-- START DATA LISTING --

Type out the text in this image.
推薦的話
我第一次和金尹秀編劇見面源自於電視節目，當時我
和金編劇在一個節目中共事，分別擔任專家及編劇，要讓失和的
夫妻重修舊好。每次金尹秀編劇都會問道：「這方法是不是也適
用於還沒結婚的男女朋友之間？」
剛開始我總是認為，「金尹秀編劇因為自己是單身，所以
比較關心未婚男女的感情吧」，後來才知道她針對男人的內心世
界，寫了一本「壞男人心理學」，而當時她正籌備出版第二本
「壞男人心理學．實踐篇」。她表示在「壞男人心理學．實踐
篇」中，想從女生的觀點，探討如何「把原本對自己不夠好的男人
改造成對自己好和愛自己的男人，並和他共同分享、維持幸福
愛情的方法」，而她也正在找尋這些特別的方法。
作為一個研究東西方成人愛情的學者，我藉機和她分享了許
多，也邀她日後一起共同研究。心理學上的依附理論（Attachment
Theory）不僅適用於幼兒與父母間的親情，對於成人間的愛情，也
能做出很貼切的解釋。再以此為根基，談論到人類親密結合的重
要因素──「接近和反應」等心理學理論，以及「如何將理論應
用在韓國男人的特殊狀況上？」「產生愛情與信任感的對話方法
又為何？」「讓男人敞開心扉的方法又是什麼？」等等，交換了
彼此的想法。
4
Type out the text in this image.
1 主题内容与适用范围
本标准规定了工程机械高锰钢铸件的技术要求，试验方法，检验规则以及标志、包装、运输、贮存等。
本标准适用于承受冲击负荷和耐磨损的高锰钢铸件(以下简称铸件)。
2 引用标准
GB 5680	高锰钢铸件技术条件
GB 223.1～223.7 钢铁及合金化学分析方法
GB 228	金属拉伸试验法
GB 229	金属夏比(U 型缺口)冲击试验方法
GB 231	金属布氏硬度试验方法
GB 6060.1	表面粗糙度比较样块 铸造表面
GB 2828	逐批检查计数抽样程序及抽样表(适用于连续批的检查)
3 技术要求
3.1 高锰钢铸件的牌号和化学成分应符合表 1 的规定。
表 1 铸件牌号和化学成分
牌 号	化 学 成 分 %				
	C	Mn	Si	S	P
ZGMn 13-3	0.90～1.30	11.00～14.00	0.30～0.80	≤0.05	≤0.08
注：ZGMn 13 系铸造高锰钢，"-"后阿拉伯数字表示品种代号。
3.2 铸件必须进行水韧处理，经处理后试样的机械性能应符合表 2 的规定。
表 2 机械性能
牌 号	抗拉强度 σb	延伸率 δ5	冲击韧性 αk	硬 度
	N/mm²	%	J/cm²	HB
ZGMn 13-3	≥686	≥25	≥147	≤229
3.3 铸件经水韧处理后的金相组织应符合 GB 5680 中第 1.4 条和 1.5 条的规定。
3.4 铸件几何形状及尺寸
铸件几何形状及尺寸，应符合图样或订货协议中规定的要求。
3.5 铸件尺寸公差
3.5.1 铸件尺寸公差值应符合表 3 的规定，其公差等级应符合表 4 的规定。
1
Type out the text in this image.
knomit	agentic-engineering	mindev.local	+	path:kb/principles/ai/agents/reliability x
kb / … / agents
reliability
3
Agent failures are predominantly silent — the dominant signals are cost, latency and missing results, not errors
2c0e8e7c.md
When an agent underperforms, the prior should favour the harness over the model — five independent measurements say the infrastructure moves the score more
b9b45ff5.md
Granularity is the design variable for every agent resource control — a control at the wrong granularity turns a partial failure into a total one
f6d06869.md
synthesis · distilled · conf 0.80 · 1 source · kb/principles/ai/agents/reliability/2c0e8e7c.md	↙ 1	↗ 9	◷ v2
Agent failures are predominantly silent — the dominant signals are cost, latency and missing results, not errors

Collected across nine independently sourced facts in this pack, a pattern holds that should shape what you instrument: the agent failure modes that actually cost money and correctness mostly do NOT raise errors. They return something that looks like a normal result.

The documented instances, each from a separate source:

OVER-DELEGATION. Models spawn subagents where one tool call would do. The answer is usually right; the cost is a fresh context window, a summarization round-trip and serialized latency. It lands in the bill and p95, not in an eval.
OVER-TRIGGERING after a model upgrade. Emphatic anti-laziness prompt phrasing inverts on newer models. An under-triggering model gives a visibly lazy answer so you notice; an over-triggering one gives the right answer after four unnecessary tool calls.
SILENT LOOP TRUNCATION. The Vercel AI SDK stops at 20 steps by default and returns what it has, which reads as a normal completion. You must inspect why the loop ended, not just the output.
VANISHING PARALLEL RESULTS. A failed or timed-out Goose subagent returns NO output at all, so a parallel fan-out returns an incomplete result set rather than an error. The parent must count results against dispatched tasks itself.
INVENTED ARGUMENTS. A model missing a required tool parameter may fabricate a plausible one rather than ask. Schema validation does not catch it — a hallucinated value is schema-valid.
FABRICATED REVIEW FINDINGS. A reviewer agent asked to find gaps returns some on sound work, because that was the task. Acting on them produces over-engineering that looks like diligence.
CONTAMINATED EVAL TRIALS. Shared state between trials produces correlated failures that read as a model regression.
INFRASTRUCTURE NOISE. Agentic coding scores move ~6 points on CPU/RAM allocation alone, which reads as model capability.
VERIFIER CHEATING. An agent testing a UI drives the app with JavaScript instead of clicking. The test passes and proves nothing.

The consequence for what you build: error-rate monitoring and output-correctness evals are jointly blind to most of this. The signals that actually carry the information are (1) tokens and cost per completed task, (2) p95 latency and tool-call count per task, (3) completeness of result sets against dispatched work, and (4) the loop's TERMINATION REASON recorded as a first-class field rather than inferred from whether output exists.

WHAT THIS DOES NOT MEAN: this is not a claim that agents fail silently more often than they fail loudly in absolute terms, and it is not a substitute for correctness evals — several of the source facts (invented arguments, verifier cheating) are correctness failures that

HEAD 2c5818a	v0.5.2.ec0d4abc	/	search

-- END DATA LISTING --

WHAT THE TASK ASKS:
Read the data above. Pull out each line in which the string "ZGMn" appears.

SOLUTION TO THE EXERCISE:
ZGMn 13-3	0.90～1.30	11.00～14.00	0.30～0.80	≤0.05	≤0.08
注：ZGMn 13 系铸造高锰钢，"-"后阿拉伯数字表示品种代号。
ZGMn 13-3	≥686	≥25	≥147	≤229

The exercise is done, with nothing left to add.